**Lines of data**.

<<<<

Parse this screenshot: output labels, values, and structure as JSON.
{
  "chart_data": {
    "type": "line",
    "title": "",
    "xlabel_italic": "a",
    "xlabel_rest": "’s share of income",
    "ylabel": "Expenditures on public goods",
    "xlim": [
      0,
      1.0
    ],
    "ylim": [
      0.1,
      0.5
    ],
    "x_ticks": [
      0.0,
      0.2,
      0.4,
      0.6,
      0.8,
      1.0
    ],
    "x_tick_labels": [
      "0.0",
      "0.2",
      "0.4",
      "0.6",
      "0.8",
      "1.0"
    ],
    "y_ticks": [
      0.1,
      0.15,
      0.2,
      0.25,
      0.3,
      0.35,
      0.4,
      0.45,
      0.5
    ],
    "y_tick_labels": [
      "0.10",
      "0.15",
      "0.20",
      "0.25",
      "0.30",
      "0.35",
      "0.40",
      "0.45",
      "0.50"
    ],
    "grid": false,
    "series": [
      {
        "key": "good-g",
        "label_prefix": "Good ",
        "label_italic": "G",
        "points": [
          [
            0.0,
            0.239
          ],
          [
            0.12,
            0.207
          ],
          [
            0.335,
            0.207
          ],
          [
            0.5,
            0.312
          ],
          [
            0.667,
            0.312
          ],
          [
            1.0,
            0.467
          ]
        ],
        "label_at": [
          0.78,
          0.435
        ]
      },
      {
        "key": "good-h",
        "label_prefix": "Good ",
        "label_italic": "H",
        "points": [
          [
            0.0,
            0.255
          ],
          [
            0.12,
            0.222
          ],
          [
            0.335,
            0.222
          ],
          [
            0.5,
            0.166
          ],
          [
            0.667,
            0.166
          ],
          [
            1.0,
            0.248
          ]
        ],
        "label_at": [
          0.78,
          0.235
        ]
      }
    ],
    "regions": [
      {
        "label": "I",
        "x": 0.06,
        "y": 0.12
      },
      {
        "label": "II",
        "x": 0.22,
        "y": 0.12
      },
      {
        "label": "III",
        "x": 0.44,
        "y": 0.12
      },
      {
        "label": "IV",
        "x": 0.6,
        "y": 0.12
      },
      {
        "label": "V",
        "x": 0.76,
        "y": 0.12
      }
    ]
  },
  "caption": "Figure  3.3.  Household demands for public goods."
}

>>>>

**Directions**. Which lines above hold the word "goods"? Copy each of them.

**Expected answer**.
    "ylabel": "Expenditures on public goods",
  "caption": "Figure  3.3.  Household demands for public goods."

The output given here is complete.